Brief |
Repeat the material in full. Keep every line exactly as it is.

— begin —

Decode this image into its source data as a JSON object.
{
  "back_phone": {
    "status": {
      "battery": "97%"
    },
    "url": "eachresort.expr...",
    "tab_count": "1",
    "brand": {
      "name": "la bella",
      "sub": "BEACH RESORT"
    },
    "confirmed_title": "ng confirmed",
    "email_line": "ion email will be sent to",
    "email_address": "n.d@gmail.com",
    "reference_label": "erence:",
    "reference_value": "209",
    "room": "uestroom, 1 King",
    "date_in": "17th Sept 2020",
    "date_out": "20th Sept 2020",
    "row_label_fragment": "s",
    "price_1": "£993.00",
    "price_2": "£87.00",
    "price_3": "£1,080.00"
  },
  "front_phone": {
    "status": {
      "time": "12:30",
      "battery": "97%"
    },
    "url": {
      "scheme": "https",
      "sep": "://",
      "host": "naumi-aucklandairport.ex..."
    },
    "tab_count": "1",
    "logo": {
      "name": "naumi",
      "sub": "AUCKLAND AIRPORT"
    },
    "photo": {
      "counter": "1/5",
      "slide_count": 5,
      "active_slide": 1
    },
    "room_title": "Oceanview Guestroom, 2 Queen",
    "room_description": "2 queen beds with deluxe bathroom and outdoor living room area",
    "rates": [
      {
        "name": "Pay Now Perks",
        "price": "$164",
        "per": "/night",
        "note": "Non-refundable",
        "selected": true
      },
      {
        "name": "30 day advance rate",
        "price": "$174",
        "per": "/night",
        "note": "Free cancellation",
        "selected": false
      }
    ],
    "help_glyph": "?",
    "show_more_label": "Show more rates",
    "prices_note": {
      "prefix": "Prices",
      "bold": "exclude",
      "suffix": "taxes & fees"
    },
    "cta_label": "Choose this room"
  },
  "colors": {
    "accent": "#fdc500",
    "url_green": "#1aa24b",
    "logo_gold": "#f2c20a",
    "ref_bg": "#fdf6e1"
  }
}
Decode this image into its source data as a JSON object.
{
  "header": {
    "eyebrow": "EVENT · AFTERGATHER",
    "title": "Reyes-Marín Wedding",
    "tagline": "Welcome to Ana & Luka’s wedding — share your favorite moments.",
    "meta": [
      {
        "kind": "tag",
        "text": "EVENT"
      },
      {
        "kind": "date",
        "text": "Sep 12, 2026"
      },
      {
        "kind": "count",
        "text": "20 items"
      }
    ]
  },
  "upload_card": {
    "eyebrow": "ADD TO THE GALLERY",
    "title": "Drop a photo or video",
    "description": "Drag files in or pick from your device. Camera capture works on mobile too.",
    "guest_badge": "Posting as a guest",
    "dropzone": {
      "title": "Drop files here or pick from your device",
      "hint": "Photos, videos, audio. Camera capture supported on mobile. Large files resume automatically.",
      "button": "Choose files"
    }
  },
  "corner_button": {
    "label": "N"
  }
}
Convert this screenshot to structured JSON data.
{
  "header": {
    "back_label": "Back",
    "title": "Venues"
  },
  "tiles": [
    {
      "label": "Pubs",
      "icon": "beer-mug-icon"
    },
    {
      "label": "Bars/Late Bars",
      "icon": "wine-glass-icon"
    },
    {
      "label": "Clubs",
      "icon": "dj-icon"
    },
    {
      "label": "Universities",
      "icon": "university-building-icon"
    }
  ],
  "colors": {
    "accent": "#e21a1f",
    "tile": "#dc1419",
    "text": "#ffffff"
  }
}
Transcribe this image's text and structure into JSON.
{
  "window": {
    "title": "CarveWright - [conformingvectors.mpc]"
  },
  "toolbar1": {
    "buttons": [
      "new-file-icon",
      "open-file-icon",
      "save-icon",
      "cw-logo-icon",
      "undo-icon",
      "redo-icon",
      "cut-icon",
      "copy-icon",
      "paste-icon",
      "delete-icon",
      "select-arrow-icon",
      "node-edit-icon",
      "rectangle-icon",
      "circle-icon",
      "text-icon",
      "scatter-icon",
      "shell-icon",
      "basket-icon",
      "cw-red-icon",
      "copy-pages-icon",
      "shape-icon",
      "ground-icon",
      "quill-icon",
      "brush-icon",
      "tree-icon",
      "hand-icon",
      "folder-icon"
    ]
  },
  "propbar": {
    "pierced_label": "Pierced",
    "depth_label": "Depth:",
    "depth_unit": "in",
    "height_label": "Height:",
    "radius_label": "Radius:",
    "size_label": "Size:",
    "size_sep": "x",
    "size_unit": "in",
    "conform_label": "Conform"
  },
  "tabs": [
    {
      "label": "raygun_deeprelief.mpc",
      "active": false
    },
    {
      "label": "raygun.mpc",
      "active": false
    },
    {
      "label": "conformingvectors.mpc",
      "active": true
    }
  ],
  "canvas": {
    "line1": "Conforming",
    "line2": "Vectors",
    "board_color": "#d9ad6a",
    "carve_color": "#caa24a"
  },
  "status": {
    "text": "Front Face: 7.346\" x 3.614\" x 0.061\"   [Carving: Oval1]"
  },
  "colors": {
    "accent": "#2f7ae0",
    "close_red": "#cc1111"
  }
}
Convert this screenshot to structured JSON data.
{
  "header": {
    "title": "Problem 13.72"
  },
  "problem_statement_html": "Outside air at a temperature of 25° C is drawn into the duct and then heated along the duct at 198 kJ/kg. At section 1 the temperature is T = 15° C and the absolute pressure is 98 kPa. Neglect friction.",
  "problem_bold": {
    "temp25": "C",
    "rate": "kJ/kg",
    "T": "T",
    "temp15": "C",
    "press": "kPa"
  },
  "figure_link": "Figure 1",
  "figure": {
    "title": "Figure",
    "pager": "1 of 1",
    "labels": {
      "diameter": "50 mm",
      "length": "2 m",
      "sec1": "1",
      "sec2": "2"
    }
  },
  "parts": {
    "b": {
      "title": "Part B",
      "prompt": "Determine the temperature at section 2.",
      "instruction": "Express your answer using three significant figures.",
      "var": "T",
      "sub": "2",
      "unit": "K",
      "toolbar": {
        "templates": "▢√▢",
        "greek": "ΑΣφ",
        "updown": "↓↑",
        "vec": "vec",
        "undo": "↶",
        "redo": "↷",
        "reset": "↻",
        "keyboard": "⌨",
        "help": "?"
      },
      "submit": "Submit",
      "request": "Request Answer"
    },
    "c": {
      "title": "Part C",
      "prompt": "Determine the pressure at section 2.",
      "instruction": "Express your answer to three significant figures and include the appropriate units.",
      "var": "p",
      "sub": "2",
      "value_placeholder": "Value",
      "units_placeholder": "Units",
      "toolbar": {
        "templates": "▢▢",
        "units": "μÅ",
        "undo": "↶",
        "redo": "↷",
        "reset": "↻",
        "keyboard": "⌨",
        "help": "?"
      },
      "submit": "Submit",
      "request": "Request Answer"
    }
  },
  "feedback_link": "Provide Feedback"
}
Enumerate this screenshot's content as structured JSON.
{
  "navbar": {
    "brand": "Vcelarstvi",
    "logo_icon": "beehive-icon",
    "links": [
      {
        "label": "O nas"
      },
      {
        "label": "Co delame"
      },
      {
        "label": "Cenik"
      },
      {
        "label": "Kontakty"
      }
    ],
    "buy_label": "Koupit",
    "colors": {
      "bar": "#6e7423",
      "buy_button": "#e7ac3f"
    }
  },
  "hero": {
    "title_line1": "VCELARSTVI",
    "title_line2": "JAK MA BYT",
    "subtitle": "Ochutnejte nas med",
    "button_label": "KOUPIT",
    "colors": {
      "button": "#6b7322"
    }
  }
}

— end —

Written solution |
Decode this image into its source data as a JSON object.
{
  "back_phone": {
    "status": {
      "battery": "97%"
    },
    "url": "eachresort.expr...",
    "tab_count": "1",
    "brand": {
      "name": "la bella",
      "sub": "BEACH RESORT"
    },
    "confirmed_title": "ng confirmed",
    "email_line": "ion email will be sent to",
    "email_address": "n.d@gmail.com",
    "reference_label": "erence:",
    "reference_value": "209",
    "room": "uestroom, 1 King",
    "date_in": "17th Sept 2020",
    "date_out": "20th Sept 2020",
    "row_label_fragment": "s",
    "price_1": "£993.00",
    "price_2": "£87.00",
    "price_3": "£1,080.00"
  },
  "front_phone": {
    "status": {
      "time": "12:30",
      "battery": "97%"
    },
    "url": {
      "scheme": "https",
      "sep": "://",
      "host": "naumi-aucklandairport.ex..."
    },
    "tab_count": "1",
    "logo": {
      "name": "naumi",
      "sub": "AUCKLAND AIRPORT"
    },
    "photo": {
      "counter": "1/5",
      "slide_count": 5,
      "active_slide": 1
    },
    "room_title": "Oceanview Guestroom, 2 Queen",
    "room_description": "2 queen beds with deluxe bathroom and outdoor living room area",
    "rates": [
      {
        "name": "Pay Now Perks",
        "price": "$164",
        "per": "/night",
        "note": "Non-refundable",
        "selected": true
      },
      {
        "name": "30 day advance rate",
        "price": "$174",
        "per": "/night",
        "note": "Free cancellation",
        "selected": false
      }
    ],
    "help_glyph": "?",
    "show_more_label": "Show more rates",
    "prices_note": {
      "prefix": "Prices",
      "bold": "exclude",
      "suffix": "taxes & fees"
    },
    "cta_label": "Choose this room"
  },
  "colors": {
    "accent": "#fdc500",
    "url_green": "#1aa24b",
    "logo_gold": "#f2c20a",
    "ref_bg": "#fdf6e1"
  }
}
Decode this image into its source data as a JSON object.
{
  "header": {
    "eyebrow": "EVENT · AFTERGATHER",
    "title": "Reyes-Marín Wedding",
    "tagline": "Welcome to Ana & Luka’s wedding — share your favorite moments.",
    "meta": [
      {
        "kind": "tag",
        "text": "EVENT"
      },
      {
        "kind": "date",
        "text": "Sep 12, 2026"
      },
      {
        "kind": "count",
        "text": "20 items"
      }
    ]
  },
  "upload_card": {
    "eyebrow": "ADD TO THE GALLERY",
    "title": "Drop a photo or video",
    "description": "Drag files in or pick from your device. Camera capture works on mobile too.",
    "guest_badge": "Posting as a guest",
    "dropzone": {
      "title": "Drop files here or pick from your device",
      "hint": "Photos, videos, audio. Camera capture supported on mobile. Large files resume automatically.",
      "button": "Choose files"
    }
  },
  "corner_button": {
    "label": "N"
  }
}
Convert this screenshot to structured JSON data.
{
  "header": {
    "back_label": "Back",
    "title": "Venues"
  },
  "tiles": [
    {
      "label": "Pubs",
      "icon": "beer-mug-icon"
    },
    {
      "label": "Bars/Late Bars",
      "icon": "wine-glass-icon"
    },
    {
      "label": "Clubs",
      "icon": "dj-icon"
    },
    {
      "label": "Universities",
      "icon": "university-building-icon"
    }
  ],
  "colors": {
    "accent": "#e21a1f",
    "tile": "#dc1419",
    "text": "#ffffff"
  }
}
Transcribe this image's text and structure into JSON.
{
  "window": {
    "title": "CarveWright - [conformingvectors.mpc]"
  },
  "toolbar1": {
    "buttons": [
      "new-file-icon",
      "open-file-icon",
      "save-icon",
      "cw-logo-icon",
      "undo-icon",
      "redo-icon",
      "cut-icon",
      "copy-icon",
      "paste-icon",
      "delete-icon",
      "select-arrow-icon",
      "node-edit-icon",
      "rectangle-icon",
      "circle-icon",
      "text-icon",
      "scatter-icon",
      "shell-icon",
      "basket-icon",
      "cw-red-icon",
      "copy-pages-icon",
      "shape-icon",
      "ground-icon",
      "quill-icon",
      "brush-icon",
      "tree-icon",
      "hand-icon",
      "folder-icon"
    ]
  },
  "propbar": {
    "pierced_label": "Pierced",
    "depth_label": "Depth:",
    "depth_unit": "in",
    "height_label": "Height:",
    "radius_label": "Radius:",
    "size_label": "Size:",
    "size_sep": "x",
    "size_unit": "in",
    "conform_label": "Conform"
  },
  "tabs": [
    {
      "label": "raygun_deeprelief.mpc",
      "active": false
    },
    {
      "label": "raygun.mpc",
      "active": false
    },
    {
      "label": "conformingvectors.mpc",
      "active": true
    }
  ],
  "canvas": {
    "line1": "Conforming",
    "line2": "Vectors",
    "board_color": "#d9ad6a",
    "carve_color": "#caa24a"
  },
  "status": {
    "text": "Front Face: 7.346\" x 3.614\" x 0.061\"   [Carving: Oval1]"
  },
  "colors": {
    "accent": "#2f7ae0",
    "close_red": "#cc1111"
  }
}
Convert this screenshot to structured JSON data.
{
  "header": {
    "title": "Problem 13.72"
  },
  "problem_statement_html": "Outside air at a temperature of 25° C is drawn into the duct and then heated along the duct at 198 kJ/kg. At section 1 the temperature is T = 15° C and the absolute pressure is 98 kPa. Neglect friction.",
  "problem_bold": {
    "temp25": "C",
    "rate": "kJ/kg",
    "T": "T",
    "temp15": "C",
    "press": "kPa"
  },
  "figure_link": "Figure 1",
  "figure": {
    "title": "Figure",
    "pager": "1 of 1",
    "labels": {
      "diameter": "50 mm",
      "length": "2 m",
      "sec1": "1",
      "sec2": "2"
    }
  },
  "parts": {
    "b": {
      "title": "Part B",
      "prompt": "Determine the temperature at section 2.",
      "instruction": "Express your answer using three significant figures.",
      "var": "T",
      "sub": "2",
      "unit": "K",
      "toolbar": {
        "templates": "▢√▢",
        "greek": "ΑΣφ",
        "updown": "↓↑",
        "vec": "vec",
        "undo": "↶",
        "redo": "↷",
        "reset": "↻",
        "keyboard": "⌨",
        "help": "?"
      },
      "submit": "Submit",
      "request": "Request Answer"
    },
    "c": {
      "title": "Part C",
      "prompt": "Determine the pressure at section 2.",
      "instruction": "Express your answer to three significant figures and include the appropriate units.",
      "var": "p",
      "sub": "2",
      "value_placeholder": "Value",
      "units_placeholder": "Units",
      "toolbar": {
        "templates": "▢▢",
        "units": "μÅ",
        "undo": "↶",
        "redo": "↷",
        "reset": "↻",
        "keyboard": "⌨",
        "help": "?"
      },
      "submit": "Submit",
      "request": "Request Answer"
    }
  },
  "feedback_link": "Provide Feedback"
}
Enumerate this screenshot's content as structured JSON.
{
  "navbar": {
    "brand": "Vcelarstvi",
    "logo_icon": "beehive-icon",
    "links": [
      {
        "label": "O nas"
      },
      {
        "label": "Co delame"
      },
      {
        "label": "Cenik"
      },
      {
        "label": "Kontakty"
      }
    ],
    "buy_label": "Koupit",
    "colors": {
      "bar": "#6e7423",
      "buy_button": "#e7ac3f"
    }
  },
  "hero": {
    "title_line1": "VCELARSTVI",
    "title_line2": "JAK MA BYT",
    "subtitle": "Ochutnejte nas med",
    "button_label": "KOUPIT",
    "colors": {
      "button": "#6b7322"
    }
  }
}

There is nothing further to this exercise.